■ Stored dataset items

....

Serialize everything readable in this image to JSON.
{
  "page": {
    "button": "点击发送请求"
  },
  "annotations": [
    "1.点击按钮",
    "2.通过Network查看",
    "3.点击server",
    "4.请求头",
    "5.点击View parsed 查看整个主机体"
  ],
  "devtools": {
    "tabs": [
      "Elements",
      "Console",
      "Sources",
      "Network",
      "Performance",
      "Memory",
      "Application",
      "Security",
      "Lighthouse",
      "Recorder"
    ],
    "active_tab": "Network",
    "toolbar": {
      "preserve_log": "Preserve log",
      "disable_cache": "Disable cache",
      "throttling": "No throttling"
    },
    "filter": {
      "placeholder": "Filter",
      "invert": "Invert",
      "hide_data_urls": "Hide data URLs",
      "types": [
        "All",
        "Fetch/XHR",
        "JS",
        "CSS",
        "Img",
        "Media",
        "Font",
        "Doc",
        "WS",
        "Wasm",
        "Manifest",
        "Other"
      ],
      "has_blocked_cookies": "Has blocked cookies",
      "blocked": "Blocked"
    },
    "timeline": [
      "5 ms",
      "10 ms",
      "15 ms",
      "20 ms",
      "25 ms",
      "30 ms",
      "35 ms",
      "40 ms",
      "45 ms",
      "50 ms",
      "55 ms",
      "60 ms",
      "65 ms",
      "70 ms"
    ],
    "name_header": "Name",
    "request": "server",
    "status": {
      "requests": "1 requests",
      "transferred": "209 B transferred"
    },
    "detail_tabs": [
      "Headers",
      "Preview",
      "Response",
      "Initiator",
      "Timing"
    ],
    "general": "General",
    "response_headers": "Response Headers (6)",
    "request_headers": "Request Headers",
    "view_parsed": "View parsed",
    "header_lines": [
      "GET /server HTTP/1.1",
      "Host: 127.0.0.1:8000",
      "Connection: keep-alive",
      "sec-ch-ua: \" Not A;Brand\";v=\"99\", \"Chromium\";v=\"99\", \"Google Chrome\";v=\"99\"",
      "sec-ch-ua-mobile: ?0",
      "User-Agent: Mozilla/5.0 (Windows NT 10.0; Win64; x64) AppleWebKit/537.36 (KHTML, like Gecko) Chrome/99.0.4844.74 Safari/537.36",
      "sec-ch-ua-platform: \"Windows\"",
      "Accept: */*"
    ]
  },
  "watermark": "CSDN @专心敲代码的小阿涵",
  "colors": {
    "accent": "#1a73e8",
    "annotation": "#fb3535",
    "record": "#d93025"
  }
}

....

■ Given exercise
Extract each line from the listing above, please, and repeat it exactly.

■ Final result
Serialize everything readable in this image to JSON.
{
  "page": {
    "button": "点击发送请求"
  },
  "annotations": [
    "1.点击按钮",
    "2.通过Network查看",
    "3.点击server",
    "4.请求头",
    "5.点击View parsed 查看整个主机体"
  ],
  "devtools": {
    "tabs": [
      "Elements",
      "Console",
      "Sources",
      "Network",
      "Performance",
      "Memory",
      "Application",
      "Security",
      "Lighthouse",
      "Recorder"
    ],
    "active_tab": "Network",
    "toolbar": {
      "preserve_log": "Preserve log",
      "disable_cache": "Disable cache",
      "throttling": "No throttling"
    },
    "filter": {
      "placeholder": "Filter",
      "invert": "Invert",
      "hide_data_urls": "Hide data URLs",
      "types": [
        "All",
        "Fetch/XHR",
        "JS",
        "CSS",
        "Img",
        "Media",
        "Font",
        "Doc",
        "WS",
        "Wasm",
        "Manifest",
        "Other"
      ],
      "has_blocked_cookies": "Has blocked cookies",
      "blocked": "Blocked"
    },
    "timeline": [
      "5 ms",
      "10 ms",
      "15 ms",
      "20 ms",
      "25 ms",
      "30 ms",
      "35 ms",
      "40 ms",
      "45 ms",
      "50 ms",
      "55 ms",
      "60 ms",
      "65 ms",
      "70 ms"
    ],
    "name_header": "Name",
    "request": "server",
    "status": {
      "requests": "1 requests",
      "transferred": "209 B transferred"
    },
    "detail_tabs": [
      "Headers",
      "Preview",
      "Response",
      "Initiator",
      "Timing"
    ],
    "general": "General",
    "response_headers": "Response Headers (6)",
    "request_headers": "Request Headers",
    "view_parsed": "View parsed",
    "header_lines": [
      "GET /server HTTP/1.1",
      "Host: 127.0.0.1:8000",
      "Connection: keep-alive",
      "sec-ch-ua: \" Not A;Brand\";v=\"99\", \"Chromium\";v=\"99\", \"Google Chrome\";v=\"99\"",
      "sec-ch-ua-mobile: ?0",
      "User-Agent: Mozilla/5.0 (Windows NT 10.0; Win64; x64) AppleWebKit/537.36 (KHTML, like Gecko) Chrome/99.0.4844.74 Safari/537.36",
      "sec-ch-ua-platform: \"Windows\"",
      "Accept: */*"
    ]
  },
  "watermark": "CSDN @专心敲代码的小阿涵",
  "colors": {
    "accent": "#1a73e8",
    "annotation": "#fb3535",
    "record": "#d93025"
  }
}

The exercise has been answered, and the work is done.